-- WHAT YOU WILL DO --
A – Say whether each statement agrees with the text on home study routines below. Answer yes or no for each, and quote the deciding words from the text. (i) Music study involves listening to one composer for six weeks. (ii) Nature study is meant to be done every day. (iii) Narrations are required for literature books.
B – Rewrite the paragraph beginning "Geography can be as simple" in the text on home study routines below as a list of steps, keeping its main facts.
C – Extend the text on home study routines below, starting after its last sentence.

Like picture study, music study is easy. Choose a composer and listen to a song or CD by that person for 6 weeks. Most of us choose someone and listen to the CD during lunch, art, music study etc. Read a biography of the composer. Do this once a week. (Free classical music is available online to listen to).
Folk songs and hymn study are the same as the others, a new one either once a week or as kids master them. We do a new hymn each week – I am only going for familiarity.
Nature study is simple. Once a week, give your kids a pencil (or colored pencils) and a paper. Go in the yard or a park and LOOK around. Feel the tree bark, watch the clouds, study the flowers, watch the bee flitting from place to place. Have your kids find something that they are interested in and draw it.
Read books aloud (or listen to an audio book) – have kids tell you what they remember (short passages first) do this everyday. If it is a literature one, I don’t require narrations, although we usually talk about them. For other subject narrations, here are some ideas http://simplycharlottemason.com/timesavers/narration/ My girls like to make puppets or paper dolls and act out the stories.
Geography can be as simple as choosing a contintent, a country or similiar and having the kids look at a labeled map of it for about 5-10 minutes. Then on a blank map have them write down all that they remember from that map. Check the work against the labeled map and make corrections. Put map in folder. =) Do once a week until they have it down. This takes about 20 minutes. You can choose to watch a video, read a book, cook a treat, make an art project, or something from that country or continent as a fun re-inforcer.

-- DATA EXTRACT --
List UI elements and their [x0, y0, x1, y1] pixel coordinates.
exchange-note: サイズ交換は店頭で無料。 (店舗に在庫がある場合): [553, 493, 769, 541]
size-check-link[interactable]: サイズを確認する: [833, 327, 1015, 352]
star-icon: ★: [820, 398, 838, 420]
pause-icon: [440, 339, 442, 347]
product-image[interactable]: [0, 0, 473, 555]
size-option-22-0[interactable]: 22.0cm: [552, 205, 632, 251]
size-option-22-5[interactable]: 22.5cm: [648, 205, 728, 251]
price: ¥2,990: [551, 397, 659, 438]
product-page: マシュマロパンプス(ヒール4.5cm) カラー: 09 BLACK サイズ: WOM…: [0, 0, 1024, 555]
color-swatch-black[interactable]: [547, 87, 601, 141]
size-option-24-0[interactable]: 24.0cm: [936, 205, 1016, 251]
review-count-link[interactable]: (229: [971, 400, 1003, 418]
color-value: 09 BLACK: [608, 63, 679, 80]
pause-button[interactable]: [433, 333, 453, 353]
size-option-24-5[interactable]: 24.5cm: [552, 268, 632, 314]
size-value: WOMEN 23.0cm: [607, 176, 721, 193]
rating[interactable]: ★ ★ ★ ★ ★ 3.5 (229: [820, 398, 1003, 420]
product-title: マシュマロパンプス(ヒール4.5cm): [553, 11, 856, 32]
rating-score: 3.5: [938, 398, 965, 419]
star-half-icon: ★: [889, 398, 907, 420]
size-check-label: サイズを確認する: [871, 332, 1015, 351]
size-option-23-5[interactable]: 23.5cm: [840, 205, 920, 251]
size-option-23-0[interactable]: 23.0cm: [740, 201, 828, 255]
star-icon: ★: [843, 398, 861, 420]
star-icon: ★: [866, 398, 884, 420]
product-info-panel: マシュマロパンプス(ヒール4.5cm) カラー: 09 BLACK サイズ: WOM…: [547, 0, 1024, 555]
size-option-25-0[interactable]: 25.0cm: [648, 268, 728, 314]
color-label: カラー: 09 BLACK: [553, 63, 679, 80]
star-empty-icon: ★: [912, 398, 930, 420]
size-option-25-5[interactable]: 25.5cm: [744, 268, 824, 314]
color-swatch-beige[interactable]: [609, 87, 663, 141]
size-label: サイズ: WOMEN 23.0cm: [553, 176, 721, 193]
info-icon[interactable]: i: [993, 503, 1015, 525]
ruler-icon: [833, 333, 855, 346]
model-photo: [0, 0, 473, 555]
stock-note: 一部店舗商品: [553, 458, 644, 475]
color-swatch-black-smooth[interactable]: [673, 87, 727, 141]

-- TASK RESPONSES --
A –
(i) Yes: "listen to a song or CD by that person for 6 weeks"
(ii) No: "Once a week, give your kids a pencil (or colored pencils) and a paper."
(iii) No: "If it is a literature one, I don’t require narrations"

B –
- Choose a continent, a country, or a similar area.
- Have the kids study a labeled map of it for about 5 to 10 minutes.
- Have them write everything they remember on a blank map.
- Check the work against the labeled map and make corrections.
- Put the map in a folder.
- Repeat once a week until they know it. Each session takes about 20 minutes.
- Optionally, reinforce the lesson with a video, a book, a treat to cook, an art project, or something else from that place.

C –
The SCM history, bible and geography modules are simple, effective and easy to use. If you want a consistent program, I recommend these. They don’t overwhelm my family. =) This module schedules all your readings for history, geography practice and bible study for each week in a 36 week year. There are ideas and links that are provided for the modules on the bookstore page for each module.
I don’t know what you have chosen for science or math, but we only do science 3 times a week, and math is daily. I am still trying to figure out my math =)
I don’t know if I have helped or not, but …
Sonya has a bunch of videos on youtube as well, which really helps you visualize what she is speaking about.
Sheraz- awesome post! Thanks for sharing that wealth of info!! Already printed Africa maps for map drill. Will be checking the other links you posted.
I, also, have had to put purchasing Sonya’s dvd’s on the back burner due to finances. But when I first researched CM methods, a friend told me to do a search on “Sonya Shafer.” That search led me to one of her video clips on Youtube, and soon I found even more. While not as complete as the entire dvd sessions, each one I viewed gave me a more solid idea of how to go about planning and implementing CM methods….and in turn, led me to this wonderful, most helpful forum of ladies and gents.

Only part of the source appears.